BRIEF: Gather up the lines with the word "EBAF" in them.

INPUT DATA:

"""

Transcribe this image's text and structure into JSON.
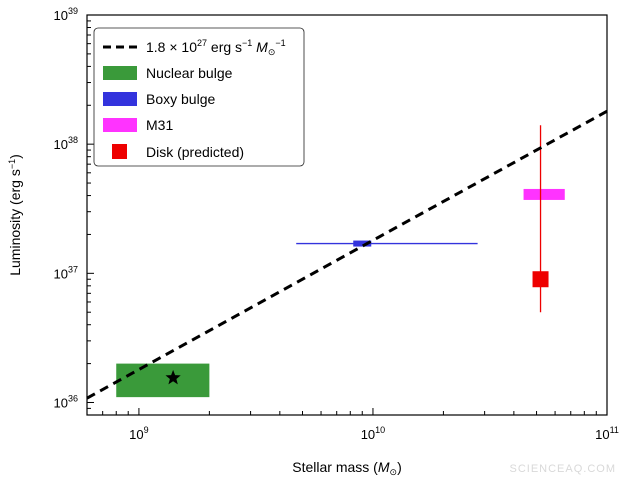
{
  "chart_data": {
    "type": "scatter",
    "xscale": "log",
    "yscale": "log",
    "xlim": [
      600000000,
      100000000000
    ],
    "ylim": [
      800000000000000000000000000000000000,
      1000000000000000000000000000000000000000
    ],
    "xlabel_parts": {
      "pre": "Stellar mass (",
      "sym": "M",
      "sub": "⊙",
      "post": ")"
    },
    "ylabel_parts": {
      "pre": "Luminosity (erg s",
      "sup": "−1",
      "post": ")"
    },
    "x_ticks": [
      {
        "value": 1000000000,
        "base": "10",
        "exp": "9"
      },
      {
        "value": 10000000000,
        "base": "10",
        "exp": "10"
      },
      {
        "value": 100000000000,
        "base": "10",
        "exp": "11"
      }
    ],
    "y_ticks": [
      {
        "value": 1000000000000000000000000000000000000,
        "base": "10",
        "exp": "36"
      },
      {
        "value": 10000000000000000000000000000000000000,
        "base": "10",
        "exp": "37"
      },
      {
        "value": 100000000000000000000000000000000000000,
        "base": "10",
        "exp": "38"
      },
      {
        "value": 1000000000000000000000000000000000000000,
        "base": "10",
        "exp": "39"
      }
    ],
    "relation": {
      "coefficient": 1.8e+27,
      "color": "#000000",
      "legend_parts": {
        "pre": "1.8 × 10",
        "sup": "27",
        "mid": " erg s",
        "sup2": "−1",
        "mid2": " M",
        "sub": "⊙",
        "sup3": "−1"
      }
    },
    "series": [
      {
        "name": "Nuclear bulge",
        "kind": "box",
        "color": "#3a9a3a",
        "x_range": [
          800000000,
          2000000000
        ],
        "y_range": [
          1100000000000000000000000000000000000,
          2000000000000000000000000000000000000
        ],
        "marker": {
          "shape": "star",
          "x": 1400000000,
          "y": 1550000000000000000000000000000000000,
          "color": "#000000"
        }
      },
      {
        "name": "Boxy bulge",
        "kind": "errorbar",
        "color": "#3333dd",
        "x": 9000000000,
        "y": 17000000000000000000000000000000000000,
        "x_err": [
          4700000000,
          28000000000
        ]
      },
      {
        "name": "M31",
        "kind": "box",
        "color": "#ff33ff",
        "x_range": [
          44000000000,
          66000000000
        ],
        "y_range": [
          37000000000000000000000000000000000000,
          45000000000000000000000000000000000000
        ]
      },
      {
        "name": "Disk (predicted)",
        "kind": "errorbar",
        "color": "#ee0000",
        "x": 52000000000,
        "y": 9000000000000000000000000000000000000,
        "y_err": [
          5000000000000000000000000000000000000,
          140000000000000000000000000000000000000
        ]
      }
    ],
    "legend": {
      "placement": "top-left"
    },
    "grid": false
  },
  "watermark": "SCIENCEAQ.COM"
}
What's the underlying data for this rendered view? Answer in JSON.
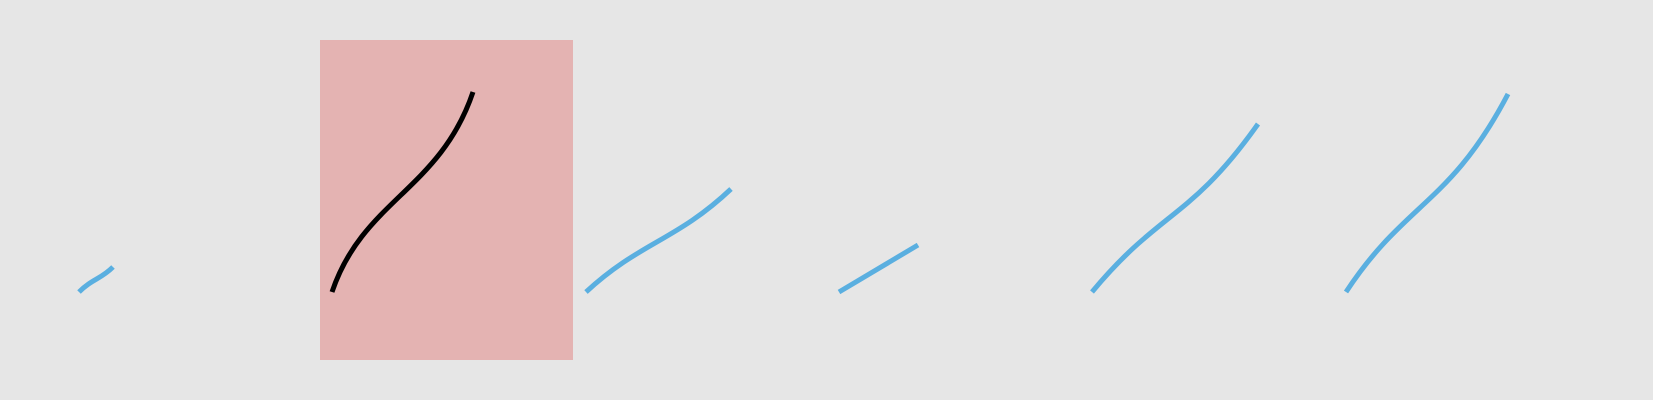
{
  "colors": {
    "background": "#e6e6e6",
    "highlight": "#e4b3b2",
    "selected_stroke": "#000000",
    "stroke": "#5aafe0"
  },
  "strokes": [
    {
      "name": "stroke-1",
      "selected": false
    },
    {
      "name": "stroke-2",
      "selected": true
    },
    {
      "name": "stroke-3",
      "selected": false
    },
    {
      "name": "stroke-4",
      "selected": false
    },
    {
      "name": "stroke-5",
      "selected": false
    },
    {
      "name": "stroke-6",
      "selected": false
    }
  ]
}
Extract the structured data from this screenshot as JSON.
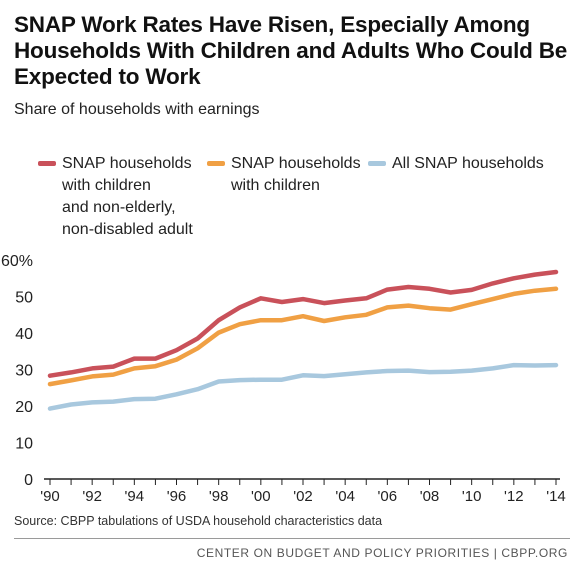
{
  "title": "SNAP Work Rates Have Risen, Especially Among Households With Children and Adults Who Could Be Expected to Work",
  "subtitle": "Share of households with earnings",
  "source": "Source: CBPP tabulations of USDA household characteristics data",
  "footer": "CENTER ON BUDGET AND POLICY PRIORITIES | CBPP.ORG",
  "colors": {
    "red": "#c9515a",
    "orange": "#f0a044",
    "blue": "#a8c8de",
    "axis": "#222222",
    "grid": "#dddddd"
  },
  "chart_data": {
    "type": "line",
    "title": "SNAP Work Rates Have Risen, Especially Among Households With Children and Adults Who Could Be Expected to Work",
    "subtitle": "Share of households with earnings",
    "x": [
      1990,
      1991,
      1992,
      1993,
      1994,
      1995,
      1996,
      1997,
      1998,
      1999,
      2000,
      2001,
      2002,
      2003,
      2004,
      2005,
      2006,
      2007,
      2008,
      2009,
      2010,
      2011,
      2012,
      2013,
      2014
    ],
    "x_tick_labels": [
      "'90",
      "'92",
      "'94",
      "'96",
      "'98",
      "'00",
      "'02",
      "'04",
      "'06",
      "'08",
      "'10",
      "'12",
      "'14"
    ],
    "y_tick_labels": [
      "60%",
      "50",
      "40",
      "30",
      "20",
      "10",
      "0"
    ],
    "ylim": [
      0,
      60
    ],
    "grid": false,
    "legend_position": "top",
    "series": [
      {
        "name": "SNAP households with children and non-elderly, non-disabled adult",
        "legend_label": "SNAP households\nwith children\nand non-elderly,\nnon-disabled adult",
        "color": "#c9515a",
        "values": [
          28.3,
          29.2,
          30.3,
          30.8,
          33.0,
          33.0,
          35.3,
          38.5,
          43.5,
          47.0,
          49.5,
          48.5,
          49.3,
          48.2,
          48.9,
          49.5,
          51.9,
          52.6,
          52.1,
          51.1,
          51.8,
          53.6,
          55.0,
          56.0,
          56.7
        ]
      },
      {
        "name": "SNAP households with children",
        "legend_label": "SNAP households\nwith children",
        "color": "#f0a044",
        "values": [
          26.0,
          27.0,
          28.1,
          28.6,
          30.3,
          30.9,
          32.7,
          35.8,
          40.1,
          42.4,
          43.5,
          43.5,
          44.6,
          43.3,
          44.3,
          45.0,
          47.0,
          47.5,
          46.8,
          46.4,
          47.9,
          49.3,
          50.7,
          51.6,
          52.1
        ]
      },
      {
        "name": "All SNAP households",
        "legend_label": "All SNAP households",
        "color": "#a8c8de",
        "values": [
          19.3,
          20.4,
          21.0,
          21.2,
          21.9,
          22.0,
          23.2,
          24.6,
          26.7,
          27.1,
          27.2,
          27.2,
          28.4,
          28.2,
          28.7,
          29.2,
          29.6,
          29.7,
          29.3,
          29.4,
          29.7,
          30.3,
          31.2,
          31.1,
          31.2
        ]
      }
    ]
  }
}
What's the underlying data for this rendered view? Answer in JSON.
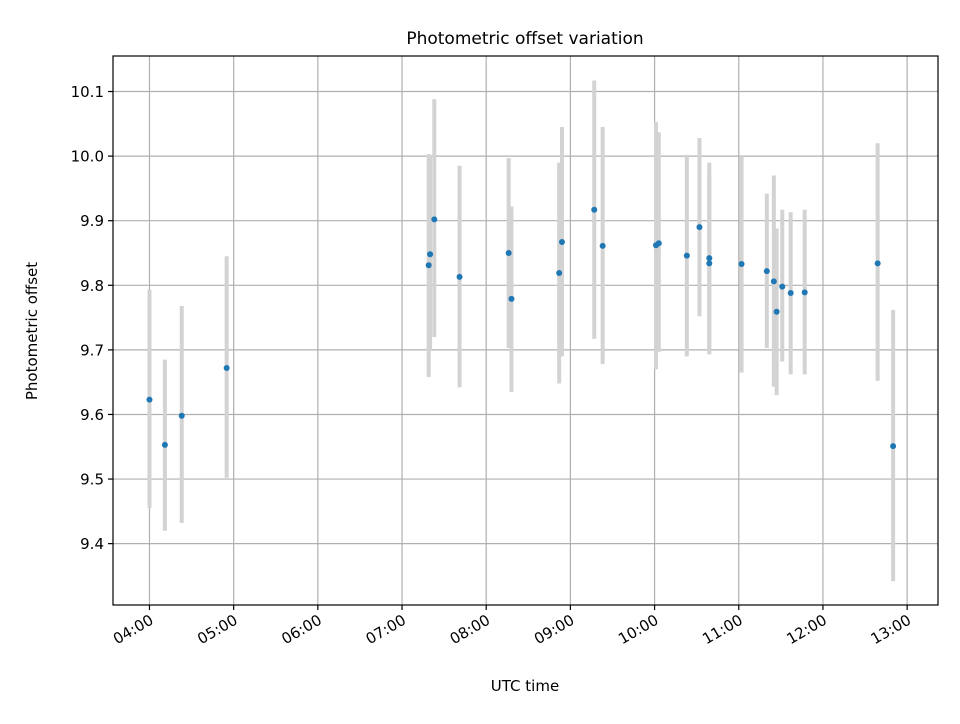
{
  "chart_data": {
    "type": "scatter",
    "title": "Photometric offset variation",
    "xlabel": "UTC time",
    "ylabel": "Photometric offset",
    "x_format": "HH:MM",
    "xlim": [
      "03:34",
      "13:22"
    ],
    "ylim": [
      9.305,
      10.155
    ],
    "xticks": [
      "04:00",
      "05:00",
      "06:00",
      "07:00",
      "08:00",
      "09:00",
      "10:00",
      "11:00",
      "12:00",
      "13:00"
    ],
    "yticks": [
      9.4,
      9.5,
      9.6,
      9.7,
      9.8,
      9.9,
      10.0,
      10.1
    ],
    "grid": true,
    "legend": "none",
    "colors": {
      "point": "#1f77b4",
      "errorbar": "#d3d3d3",
      "grid": "#b0b0b0",
      "axes": "#000000"
    },
    "points": [
      {
        "x": "04:00",
        "y": 9.623,
        "lo": 9.455,
        "hi": 9.793
      },
      {
        "x": "04:11",
        "y": 9.553,
        "lo": 9.42,
        "hi": 9.685
      },
      {
        "x": "04:23",
        "y": 9.598,
        "lo": 9.432,
        "hi": 9.768
      },
      {
        "x": "04:55",
        "y": 9.672,
        "lo": 9.502,
        "hi": 9.845
      },
      {
        "x": "07:19",
        "y": 9.831,
        "lo": 9.658,
        "hi": 10.003
      },
      {
        "x": "07:20",
        "y": 9.848,
        "lo": 9.698,
        "hi": 10.0
      },
      {
        "x": "07:23",
        "y": 9.902,
        "lo": 9.72,
        "hi": 10.088
      },
      {
        "x": "07:41",
        "y": 9.813,
        "lo": 9.642,
        "hi": 9.985
      },
      {
        "x": "08:16",
        "y": 9.85,
        "lo": 9.703,
        "hi": 9.997
      },
      {
        "x": "08:18",
        "y": 9.779,
        "lo": 9.635,
        "hi": 9.922
      },
      {
        "x": "08:52",
        "y": 9.819,
        "lo": 9.648,
        "hi": 9.99
      },
      {
        "x": "08:54",
        "y": 9.867,
        "lo": 9.69,
        "hi": 10.045
      },
      {
        "x": "09:17",
        "y": 9.917,
        "lo": 9.717,
        "hi": 10.117
      },
      {
        "x": "09:23",
        "y": 9.861,
        "lo": 9.678,
        "hi": 10.045
      },
      {
        "x": "10:01",
        "y": 9.862,
        "lo": 9.67,
        "hi": 10.053
      },
      {
        "x": "10:03",
        "y": 9.865,
        "lo": 9.697,
        "hi": 10.037
      },
      {
        "x": "10:23",
        "y": 9.846,
        "lo": 9.69,
        "hi": 10.002
      },
      {
        "x": "10:32",
        "y": 9.89,
        "lo": 9.752,
        "hi": 10.028
      },
      {
        "x": "10:39",
        "y": 9.842,
        "lo": 9.693,
        "hi": 9.99
      },
      {
        "x": "10:39",
        "y": 9.834,
        "lo": 9.7,
        "hi": 9.97
      },
      {
        "x": "11:02",
        "y": 9.833,
        "lo": 9.665,
        "hi": 10.0
      },
      {
        "x": "11:20",
        "y": 9.822,
        "lo": 9.703,
        "hi": 9.942
      },
      {
        "x": "11:25",
        "y": 9.806,
        "lo": 9.643,
        "hi": 9.97
      },
      {
        "x": "11:27",
        "y": 9.759,
        "lo": 9.63,
        "hi": 9.888
      },
      {
        "x": "11:31",
        "y": 9.798,
        "lo": 9.682,
        "hi": 9.917
      },
      {
        "x": "11:37",
        "y": 9.788,
        "lo": 9.662,
        "hi": 9.913
      },
      {
        "x": "11:47",
        "y": 9.789,
        "lo": 9.662,
        "hi": 9.917
      },
      {
        "x": "12:39",
        "y": 9.834,
        "lo": 9.652,
        "hi": 10.02
      },
      {
        "x": "12:50",
        "y": 9.551,
        "lo": 9.342,
        "hi": 9.762
      }
    ]
  }
}
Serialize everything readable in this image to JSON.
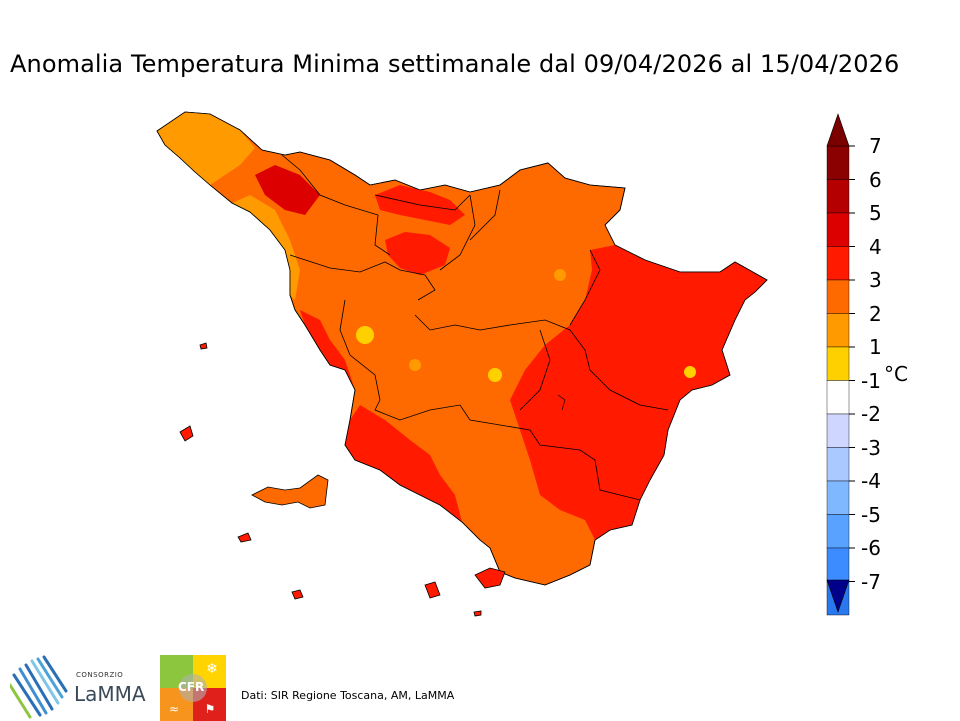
{
  "title": "Anomalia Temperatura Minima settimanale dal 09/04/2026 al 15/04/2026",
  "colorbar": {
    "unit": "°C",
    "ticks": [
      "7",
      "6",
      "5",
      "4",
      "3",
      "2",
      "1",
      "-1",
      "-2",
      "-3",
      "-4",
      "-5",
      "-6",
      "-7"
    ],
    "colors": [
      "#8b0000",
      "#b40000",
      "#dc0000",
      "#ff1a00",
      "#ff6a00",
      "#ff9a00",
      "#ffd000",
      "#ffffff",
      "#cfd6ff",
      "#a9c9ff",
      "#80b8ff",
      "#5aa2ff",
      "#3c8cff",
      "#2a78f0"
    ],
    "over_color": "#7a0000",
    "under_color": "#00008b"
  },
  "logos": {
    "lamma_small": "CONSORZIO",
    "lamma": "LaMMA",
    "cfr": "CFR"
  },
  "credits": "Dati: SIR Regione Toscana, AM, LaMMA"
}
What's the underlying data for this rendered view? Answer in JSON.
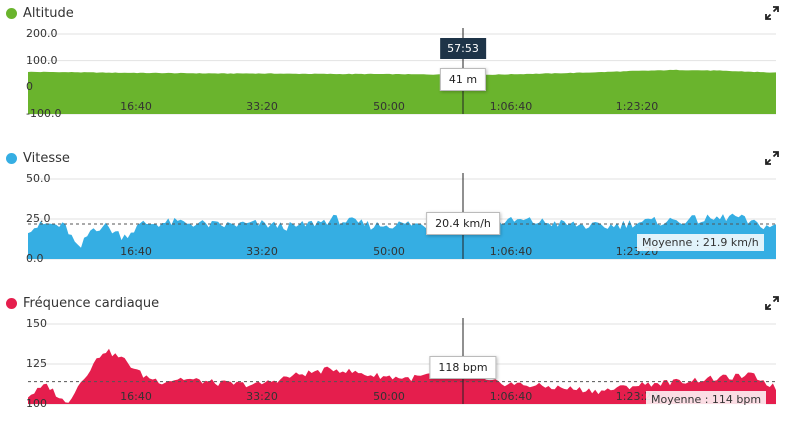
{
  "cursor_time": "57:53",
  "x_ticks": [
    "16:40",
    "33:20",
    "50:00",
    "1:06:40",
    "1:23:20"
  ],
  "charts": [
    {
      "title": "Altitude",
      "color": "#6ab42d",
      "y_ticks": [
        "200.0",
        "100.0",
        "0",
        "-100.0"
      ],
      "tooltip": "41 m",
      "average": ""
    },
    {
      "title": "Vitesse",
      "color": "#35aee3",
      "y_ticks": [
        "50.0",
        "25.0",
        "0.0"
      ],
      "tooltip": "20.4 km/h",
      "average": "Moyenne : 21.9 km/h"
    },
    {
      "title": "Fréquence cardiaque",
      "color": "#e51e4d",
      "y_ticks": [
        "150",
        "125",
        "100"
      ],
      "tooltip": "118 bpm",
      "average": "Moyenne : 114 bpm"
    }
  ],
  "chart_data": [
    {
      "type": "area",
      "title": "Altitude",
      "ylim": [
        -100,
        200
      ],
      "x_range_s": [
        0,
        5880
      ],
      "x": [
        0,
        300,
        600,
        900,
        1200,
        1500,
        1800,
        2100,
        2400,
        2700,
        3000,
        3300,
        3473,
        3600,
        3900,
        4200,
        4500,
        4800,
        5100,
        5400,
        5700,
        5880
      ],
      "values": [
        58,
        57,
        55,
        54,
        53,
        52,
        52,
        51,
        50,
        50,
        49,
        48,
        41,
        47,
        50,
        53,
        57,
        62,
        65,
        63,
        58,
        55
      ]
    },
    {
      "type": "area",
      "title": "Vitesse",
      "ylim": [
        0,
        50
      ],
      "mean": 21.9,
      "x_range_s": [
        0,
        5880
      ],
      "x": [
        0,
        150,
        300,
        400,
        500,
        600,
        750,
        900,
        1200,
        1500,
        1800,
        2100,
        2400,
        2700,
        3000,
        3300,
        3473,
        3600,
        3900,
        4200,
        4500,
        4800,
        5100,
        5400,
        5550,
        5700,
        5880
      ],
      "values": [
        19,
        22,
        20,
        5,
        19,
        21,
        14,
        22,
        23,
        21,
        22,
        20,
        25,
        21,
        22,
        20,
        20.4,
        23,
        24,
        22,
        20,
        23,
        24,
        25,
        27,
        22,
        20
      ]
    },
    {
      "type": "area",
      "title": "Fréquence cardiaque",
      "ylim": [
        100,
        150
      ],
      "mean": 114,
      "x_range_s": [
        0,
        5880
      ],
      "x": [
        0,
        150,
        300,
        450,
        600,
        750,
        900,
        1050,
        1200,
        1500,
        1800,
        2100,
        2400,
        2700,
        3000,
        3300,
        3473,
        3600,
        3900,
        4200,
        4500,
        4800,
        5100,
        5400,
        5700,
        5880
      ],
      "values": [
        105,
        112,
        100,
        118,
        134,
        128,
        118,
        114,
        116,
        113,
        112,
        118,
        122,
        118,
        116,
        120,
        118,
        114,
        112,
        110,
        108,
        112,
        114,
        116,
        118,
        110
      ]
    }
  ]
}
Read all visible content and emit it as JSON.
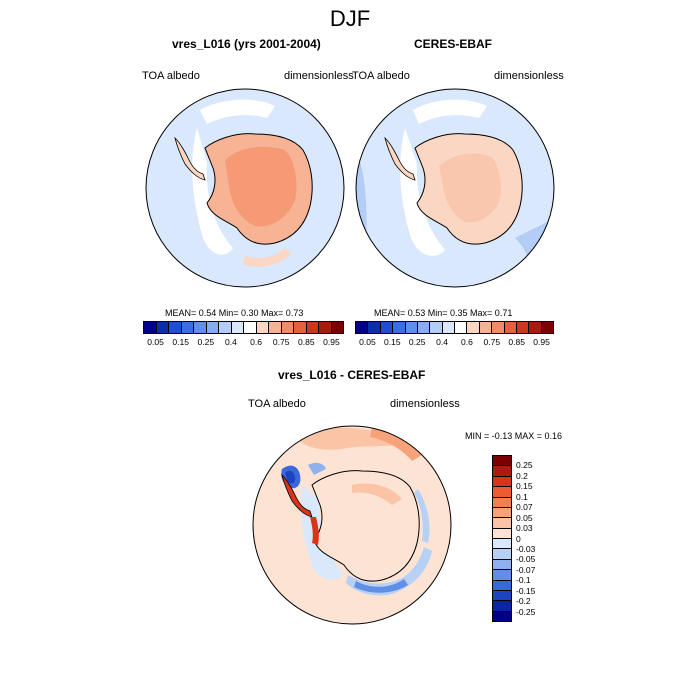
{
  "title": "DJF",
  "chart_data": [
    {
      "type": "heatmap",
      "panel": "model",
      "title": "vres_L016 (yrs 2001-2004)",
      "left_label": "TOA albedo",
      "right_label": "dimensionless",
      "stats": {
        "mean": "0.54",
        "min": "0.30",
        "max": "0.73"
      },
      "stats_text": "MEAN=   0.54  Min=   0.30  Max=   0.73",
      "projection": "south polar stereographic",
      "colorbar": {
        "ticks": [
          "0.05",
          "0.15",
          "0.25",
          "0.4",
          "0.6",
          "0.75",
          "0.85",
          "0.95"
        ],
        "levels": [
          0.05,
          0.1,
          0.15,
          0.2,
          0.25,
          0.3,
          0.4,
          0.5,
          0.6,
          0.7,
          0.75,
          0.8,
          0.85,
          0.9,
          0.95
        ],
        "colors": [
          "#00008b",
          "#0b2fa6",
          "#1f4fcf",
          "#3a6fe0",
          "#5f8fea",
          "#86adf2",
          "#b3cdf7",
          "#d9e8fc",
          "#ffffff",
          "#fbd6c2",
          "#f7b394",
          "#f08d66",
          "#e3623c",
          "#c83a20",
          "#a31c0c",
          "#7d0000"
        ]
      }
    },
    {
      "type": "heatmap",
      "panel": "observations",
      "title": "CERES-EBAF",
      "left_label": "TOA albedo",
      "right_label": "dimensionless",
      "stats": {
        "mean": "0.53",
        "min": "0.35",
        "max": "0.71"
      },
      "stats_text": "MEAN=   0.53  Min=   0.35  Max=   0.71",
      "projection": "south polar stereographic",
      "colorbar": {
        "ticks": [
          "0.05",
          "0.15",
          "0.25",
          "0.4",
          "0.6",
          "0.75",
          "0.85",
          "0.95"
        ]
      }
    },
    {
      "type": "heatmap",
      "panel": "difference",
      "title": "vres_L016 - CERES-EBAF",
      "left_label": "TOA albedo",
      "right_label": "dimensionless",
      "stats": {
        "min": "-0.13",
        "max": "0.16"
      },
      "stats_text": "MIN =  -0.13 MAX =   0.16",
      "projection": "south polar stereographic",
      "colorbar": {
        "orientation": "vertical",
        "ticks": [
          "0.25",
          "0.2",
          "0.15",
          "0.1",
          "0.07",
          "0.05",
          "0.03",
          "0",
          "-0.03",
          "-0.05",
          "-0.07",
          "-0.1",
          "-0.15",
          "-0.2",
          "-0.25"
        ],
        "colors": [
          "#7d0000",
          "#b01a0a",
          "#d8341a",
          "#ee5a32",
          "#f57f52",
          "#f8a27a",
          "#fbc4a6",
          "#fde3d3",
          "#d9e9fb",
          "#b7d1f6",
          "#8fb2ef",
          "#628fe6",
          "#3a68da",
          "#1c43c4",
          "#0a24a2",
          "#00008b"
        ]
      }
    }
  ]
}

"""

TASK SOLUTION:
      "title": "CERES-EBAF",
      "title": "vres_L016 - CERES-EBAF",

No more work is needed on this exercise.